REQUIREMENT 1 >>
Answer these questions about the FGRP4 thread, marking each answer with the same letter:
(a) What credit was awarded for the completed FGRP4 task?
(b) Roughly how far low was the initial completion time estimate?
(c) Which three progress values were seen in the Progress column?

FGRP4 Observations and Problems

archae86
archae86
Joined: 6 Dec 05
Posts: 3157
Credit: 7228761571
RAC: 1126895
Topic 197686

There is an existing thread in Technical News regarding FGRP4. Both Holmis and I have contributed observations and criticisms there.

But to keep things tidy, arguably the News forums should be for news, and observations and comments in either the Cruncher's Corner or here in Problems and Bug Reports.

So let me try to start a thread here for both observations and criticisms regarding FGRP4.

For a start, I'll quote my own post in Technical News made a few hours ago:

archa86 wrote:

I got a batch of FGRP4 tasks on this laptop.

My first one ran to completion successfully--need the quorum partner to run to see whether things went right.

Observations:

1. the initial completion time estimate was very far low--something like 6x.
2. the credit awarded (as seen here and elsewhere) of 2.58 seems very low in relation to the CPU work required.
3. I'm very happy to see CPU work available in small enough doses of computation required to be suitable either for lower output machines which run 24/7, or for somewhat higher output machines which run intermittently (as does my laptop).

To that I'll add an additional observation regarding progress reporting:

4. It appears that the current FGRP4 application reports progress (as observed in the Progress column of Boinc Manager) in very coarse increments. The only three progress reports I have seen are at 0.000%, 32.333%, and 65.666%.

MATERIAL PROVIDED >>

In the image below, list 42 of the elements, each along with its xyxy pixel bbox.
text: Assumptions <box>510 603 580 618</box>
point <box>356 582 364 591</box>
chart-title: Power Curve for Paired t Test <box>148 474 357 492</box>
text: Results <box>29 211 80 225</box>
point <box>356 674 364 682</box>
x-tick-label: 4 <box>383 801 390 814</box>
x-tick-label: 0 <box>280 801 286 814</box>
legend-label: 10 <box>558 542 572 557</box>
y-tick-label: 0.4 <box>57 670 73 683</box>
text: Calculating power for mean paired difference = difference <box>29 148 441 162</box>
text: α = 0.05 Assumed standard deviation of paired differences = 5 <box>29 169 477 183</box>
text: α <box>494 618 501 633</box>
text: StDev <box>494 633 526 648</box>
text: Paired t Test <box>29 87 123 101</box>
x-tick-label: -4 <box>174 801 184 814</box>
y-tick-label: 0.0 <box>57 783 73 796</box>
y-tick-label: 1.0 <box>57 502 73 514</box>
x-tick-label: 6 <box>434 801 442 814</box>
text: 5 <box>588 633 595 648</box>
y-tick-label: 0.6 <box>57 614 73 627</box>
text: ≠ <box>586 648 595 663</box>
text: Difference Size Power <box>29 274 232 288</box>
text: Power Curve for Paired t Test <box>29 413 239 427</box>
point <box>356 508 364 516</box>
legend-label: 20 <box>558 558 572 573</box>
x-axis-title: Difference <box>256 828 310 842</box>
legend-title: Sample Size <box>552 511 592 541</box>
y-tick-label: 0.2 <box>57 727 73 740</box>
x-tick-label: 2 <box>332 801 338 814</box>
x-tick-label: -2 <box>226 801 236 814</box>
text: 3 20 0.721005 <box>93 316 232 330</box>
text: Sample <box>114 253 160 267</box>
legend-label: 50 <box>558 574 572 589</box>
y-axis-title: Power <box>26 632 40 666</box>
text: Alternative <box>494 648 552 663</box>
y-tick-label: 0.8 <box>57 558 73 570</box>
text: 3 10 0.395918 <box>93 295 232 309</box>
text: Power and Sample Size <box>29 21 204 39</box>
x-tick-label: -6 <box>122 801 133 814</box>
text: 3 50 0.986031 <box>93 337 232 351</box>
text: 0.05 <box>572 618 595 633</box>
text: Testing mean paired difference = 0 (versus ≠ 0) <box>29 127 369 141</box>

REQUIREMENT 2 >> Filter the listing down to every line that holds the word "mean", copying each such line in full.

RESULT 1 >>
(a) 2.58
(b) Something like 6x
(c) 0.000%, 32.333%, and 65.666%

RESULT 2 >>
text: Calculating power for mean paired difference = difference <box>29 148 441 162</box>
text: Testing mean paired difference = 0 (versus ≠ 0) <box>29 127 369 141</box>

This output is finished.